(Problem requirements)
Every line of the material is to be quoted verbatim, minus the pictures.

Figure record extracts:
▬▬▬
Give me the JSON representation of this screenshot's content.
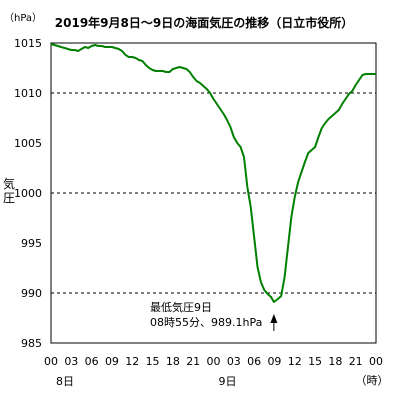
{
  "chart_data": {
    "type": "line",
    "title": "2019年9月8日～9日の海面気圧の推移（日立市役所）",
    "unit_label": "（hPa）",
    "ylabel": "気圧",
    "xlabel": "（時）",
    "ylim": [
      985,
      1015
    ],
    "y_ticks": [
      985,
      990,
      995,
      1000,
      1005,
      1010,
      1015
    ],
    "y_gridlines": [
      990,
      1000,
      1010
    ],
    "x_tick_labels": [
      "00",
      "03",
      "06",
      "09",
      "12",
      "15",
      "18",
      "21",
      "00",
      "03",
      "06",
      "09",
      "12",
      "15",
      "18",
      "21",
      "00"
    ],
    "day_labels": [
      {
        "text": "8日",
        "at_hour": 0
      },
      {
        "text": "9日",
        "at_hour": 24
      }
    ],
    "x_range_hours": [
      0,
      48
    ],
    "line_color": "#008000",
    "series": [
      {
        "x_hours": [
          0,
          0.5,
          1,
          1.5,
          2,
          2.5,
          3,
          3.5,
          4,
          4.5,
          5,
          5.5,
          6,
          6.5,
          7,
          7.5,
          8,
          8.5,
          9,
          9.5,
          10,
          10.5,
          11,
          11.5,
          12,
          12.5,
          13,
          13.5,
          14,
          14.5,
          15,
          15.5,
          16,
          16.5,
          17,
          17.5,
          18,
          18.5,
          19,
          19.5,
          20,
          20.5,
          21,
          21.5,
          22,
          22.5,
          23,
          23.5,
          24,
          24.5,
          25,
          25.5,
          26,
          26.5,
          27,
          27.5,
          28,
          28.5,
          29,
          29.5,
          30,
          30.5,
          31,
          31.5,
          32,
          32.5,
          32.92,
          33.5,
          34,
          34.5,
          35,
          35.5,
          36,
          36.5,
          37,
          37.5,
          38,
          38.5,
          39,
          39.5,
          40,
          40.5,
          41,
          41.5,
          42,
          42.5,
          43,
          43.5,
          44,
          44.5,
          45,
          45.5,
          46,
          46.5,
          47,
          47.5,
          48
        ],
        "y_hPa": [
          1014.9,
          1014.8,
          1014.7,
          1014.6,
          1014.5,
          1014.4,
          1014.3,
          1014.3,
          1014.2,
          1014.4,
          1014.6,
          1014.5,
          1014.7,
          1014.8,
          1014.7,
          1014.7,
          1014.6,
          1014.6,
          1014.6,
          1014.5,
          1014.4,
          1014.2,
          1013.8,
          1013.6,
          1013.6,
          1013.5,
          1013.3,
          1013.2,
          1012.8,
          1012.5,
          1012.3,
          1012.2,
          1012.2,
          1012.2,
          1012.1,
          1012.1,
          1012.4,
          1012.5,
          1012.6,
          1012.5,
          1012.4,
          1012.1,
          1011.6,
          1011.2,
          1011.0,
          1010.7,
          1010.4,
          1010.0,
          1009.4,
          1008.9,
          1008.4,
          1007.9,
          1007.3,
          1006.6,
          1005.6,
          1005.0,
          1004.6,
          1003.6,
          1000.6,
          998.6,
          995.6,
          992.6,
          991.1,
          990.3,
          989.9,
          989.6,
          989.1,
          989.4,
          989.7,
          991.6,
          994.6,
          997.6,
          999.6,
          1001.1,
          1002.1,
          1003.1,
          1004.0,
          1004.3,
          1004.6,
          1005.6,
          1006.5,
          1007.0,
          1007.4,
          1007.7,
          1008.0,
          1008.3,
          1008.9,
          1009.4,
          1009.9,
          1010.2,
          1010.8,
          1011.3,
          1011.8,
          1011.9,
          1011.9,
          1011.9,
          1011.9
        ]
      }
    ],
    "annotation": {
      "line1": "最低気圧9日",
      "line2": "08時55分、989.1hPa",
      "x_hours": 32.92,
      "y_hPa": 989.1
    }
  }
}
▬▬▬
(The answer)
Give me the JSON representation of this screenshot's content.
{
  "chart_data": {
    "type": "line",
    "title": "2019年9月8日～9日の海面気圧の推移（日立市役所）",
    "unit_label": "（hPa）",
    "ylabel": "気圧",
    "xlabel": "（時）",
    "ylim": [
      985,
      1015
    ],
    "y_ticks": [
      985,
      990,
      995,
      1000,
      1005,
      1010,
      1015
    ],
    "y_gridlines": [
      990,
      1000,
      1010
    ],
    "x_tick_labels": [
      "00",
      "03",
      "06",
      "09",
      "12",
      "15",
      "18",
      "21",
      "00",
      "03",
      "06",
      "09",
      "12",
      "15",
      "18",
      "21",
      "00"
    ],
    "day_labels": [
      {
        "text": "8日",
        "at_hour": 0
      },
      {
        "text": "9日",
        "at_hour": 24
      }
    ],
    "x_range_hours": [
      0,
      48
    ],
    "line_color": "#008000",
    "series": [
      {
        "x_hours": [
          0,
          0.5,
          1,
          1.5,
          2,
          2.5,
          3,
          3.5,
          4,
          4.5,
          5,
          5.5,
          6,
          6.5,
          7,
          7.5,
          8,
          8.5,
          9,
          9.5,
          10,
          10.5,
          11,
          11.5,
          12,
          12.5,
          13,
          13.5,
          14,
          14.5,
          15,
          15.5,
          16,
          16.5,
          17,
          17.5,
          18,
          18.5,
          19,
          19.5,
          20,
          20.5,
          21,
          21.5,
          22,
          22.5,
          23,
          23.5,
          24,
          24.5,
          25,
          25.5,
          26,
          26.5,
          27,
          27.5,
          28,
          28.5,
          29,
          29.5,
          30,
          30.5,
          31,
          31.5,
          32,
          32.5,
          32.92,
          33.5,
          34,
          34.5,
          35,
          35.5,
          36,
          36.5,
          37,
          37.5,
          38,
          38.5,
          39,
          39.5,
          40,
          40.5,
          41,
          41.5,
          42,
          42.5,
          43,
          43.5,
          44,
          44.5,
          45,
          45.5,
          46,
          46.5,
          47,
          47.5,
          48
        ],
        "y_hPa": [
          1014.9,
          1014.8,
          1014.7,
          1014.6,
          1014.5,
          1014.4,
          1014.3,
          1014.3,
          1014.2,
          1014.4,
          1014.6,
          1014.5,
          1014.7,
          1014.8,
          1014.7,
          1014.7,
          1014.6,
          1014.6,
          1014.6,
          1014.5,
          1014.4,
          1014.2,
          1013.8,
          1013.6,
          1013.6,
          1013.5,
          1013.3,
          1013.2,
          1012.8,
          1012.5,
          1012.3,
          1012.2,
          1012.2,
          1012.2,
          1012.1,
          1012.1,
          1012.4,
          1012.5,
          1012.6,
          1012.5,
          1012.4,
          1012.1,
          1011.6,
          1011.2,
          1011.0,
          1010.7,
          1010.4,
          1010.0,
          1009.4,
          1008.9,
          1008.4,
          1007.9,
          1007.3,
          1006.6,
          1005.6,
          1005.0,
          1004.6,
          1003.6,
          1000.6,
          998.6,
          995.6,
          992.6,
          991.1,
          990.3,
          989.9,
          989.6,
          989.1,
          989.4,
          989.7,
          991.6,
          994.6,
          997.6,
          999.6,
          1001.1,
          1002.1,
          1003.1,
          1004.0,
          1004.3,
          1004.6,
          1005.6,
          1006.5,
          1007.0,
          1007.4,
          1007.7,
          1008.0,
          1008.3,
          1008.9,
          1009.4,
          1009.9,
          1010.2,
          1010.8,
          1011.3,
          1011.8,
          1011.9,
          1011.9,
          1011.9,
          1011.9
        ]
      }
    ],
    "annotation": {
      "line1": "最低気圧9日",
      "line2": "08時55分、989.1hPa",
      "x_hours": 32.92,
      "y_hPa": 989.1
    }
  }
}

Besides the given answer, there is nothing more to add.